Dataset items
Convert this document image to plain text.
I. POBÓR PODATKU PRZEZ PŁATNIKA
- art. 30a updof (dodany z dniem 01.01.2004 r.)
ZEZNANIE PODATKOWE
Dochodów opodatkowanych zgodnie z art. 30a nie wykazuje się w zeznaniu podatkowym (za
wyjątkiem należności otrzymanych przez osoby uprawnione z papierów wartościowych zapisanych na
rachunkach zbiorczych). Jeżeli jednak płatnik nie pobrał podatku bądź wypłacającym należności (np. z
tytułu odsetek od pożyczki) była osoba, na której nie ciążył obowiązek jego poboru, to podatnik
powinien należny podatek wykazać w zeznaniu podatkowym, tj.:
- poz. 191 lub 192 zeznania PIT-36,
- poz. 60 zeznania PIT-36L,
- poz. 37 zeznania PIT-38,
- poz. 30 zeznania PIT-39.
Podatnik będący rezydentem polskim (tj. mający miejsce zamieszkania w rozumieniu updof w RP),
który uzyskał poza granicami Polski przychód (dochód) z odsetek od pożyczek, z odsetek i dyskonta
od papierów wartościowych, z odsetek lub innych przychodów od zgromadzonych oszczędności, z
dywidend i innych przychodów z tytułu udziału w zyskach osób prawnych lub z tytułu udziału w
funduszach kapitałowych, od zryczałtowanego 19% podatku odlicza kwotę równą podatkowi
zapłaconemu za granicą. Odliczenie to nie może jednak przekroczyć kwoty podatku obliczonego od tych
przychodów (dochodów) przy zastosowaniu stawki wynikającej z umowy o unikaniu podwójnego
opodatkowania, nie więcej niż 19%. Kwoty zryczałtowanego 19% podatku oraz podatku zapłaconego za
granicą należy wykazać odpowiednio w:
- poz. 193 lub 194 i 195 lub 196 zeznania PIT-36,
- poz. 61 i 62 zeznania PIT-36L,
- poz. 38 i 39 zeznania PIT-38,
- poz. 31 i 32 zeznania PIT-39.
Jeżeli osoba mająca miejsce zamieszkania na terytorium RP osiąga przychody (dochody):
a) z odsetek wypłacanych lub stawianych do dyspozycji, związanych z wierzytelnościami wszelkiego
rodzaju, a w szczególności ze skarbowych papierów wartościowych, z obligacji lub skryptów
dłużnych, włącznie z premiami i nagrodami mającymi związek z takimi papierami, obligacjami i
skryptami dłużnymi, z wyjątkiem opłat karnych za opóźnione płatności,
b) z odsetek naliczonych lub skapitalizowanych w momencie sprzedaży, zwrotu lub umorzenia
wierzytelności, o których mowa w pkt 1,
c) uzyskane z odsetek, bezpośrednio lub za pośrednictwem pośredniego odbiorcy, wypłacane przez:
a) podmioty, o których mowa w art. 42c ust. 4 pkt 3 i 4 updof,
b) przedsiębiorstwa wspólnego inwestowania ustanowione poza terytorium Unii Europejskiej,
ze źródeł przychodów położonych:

• [To do]
Reproduce each record shown above without altering a single word.

• [Reply to the task]
Convert this document image to plain text.
I. POBÓR PODATKU PRZEZ PŁATNIKA
- art. 30a updof (dodany z dniem 01.01.2004 r.)
ZEZNANIE PODATKOWE
Dochodów opodatkowanych zgodnie z art. 30a nie wykazuje się w zeznaniu podatkowym (za
wyjątkiem należności otrzymanych przez osoby uprawnione z papierów wartościowych zapisanych na
rachunkach zbiorczych). Jeżeli jednak płatnik nie pobrał podatku bądź wypłacającym należności (np. z
tytułu odsetek od pożyczki) była osoba, na której nie ciążył obowiązek jego poboru, to podatnik
powinien należny podatek wykazać w zeznaniu podatkowym, tj.:
- poz. 191 lub 192 zeznania PIT-36,
- poz. 60 zeznania PIT-36L,
- poz. 37 zeznania PIT-38,
- poz. 30 zeznania PIT-39.
Podatnik będący rezydentem polskim (tj. mający miejsce zamieszkania w rozumieniu updof w RP),
który uzyskał poza granicami Polski przychód (dochód) z odsetek od pożyczek, z odsetek i dyskonta
od papierów wartościowych, z odsetek lub innych przychodów od zgromadzonych oszczędności, z
dywidend i innych przychodów z tytułu udziału w zyskach osób prawnych lub z tytułu udziału w
funduszach kapitałowych, od zryczałtowanego 19% podatku odlicza kwotę równą podatkowi
zapłaconemu za granicą. Odliczenie to nie może jednak przekroczyć kwoty podatku obliczonego od tych
przychodów (dochodów) przy zastosowaniu stawki wynikającej z umowy o unikaniu podwójnego
opodatkowania, nie więcej niż 19%. Kwoty zryczałtowanego 19% podatku oraz podatku zapłaconego za
granicą należy wykazać odpowiednio w:
- poz. 193 lub 194 i 195 lub 196 zeznania PIT-36,
- poz. 61 i 62 zeznania PIT-36L,
- poz. 38 i 39 zeznania PIT-38,
- poz. 31 i 32 zeznania PIT-39.
Jeżeli osoba mająca miejsce zamieszkania na terytorium RP osiąga przychody (dochody):
a) z odsetek wypłacanych lub stawianych do dyspozycji, związanych z wierzytelnościami wszelkiego
rodzaju, a w szczególności ze skarbowych papierów wartościowych, z obligacji lub skryptów
dłużnych, włącznie z premiami i nagrodami mającymi związek z takimi papierami, obligacjami i
skryptami dłużnymi, z wyjątkiem opłat karnych za opóźnione płatności,
b) z odsetek naliczonych lub skapitalizowanych w momencie sprzedaży, zwrotu lub umorzenia
wierzytelności, o których mowa w pkt 1,
c) uzyskane z odsetek, bezpośrednio lub za pośrednictwem pośredniego odbiorcy, wypłacane przez:
a) podmioty, o których mowa w art. 42c ust. 4 pkt 3 i 4 updof,
b) przedsiębiorstwa wspólnego inwestowania ustanowione poza terytorium Unii Europejskiej,
ze źródeł przychodów położonych:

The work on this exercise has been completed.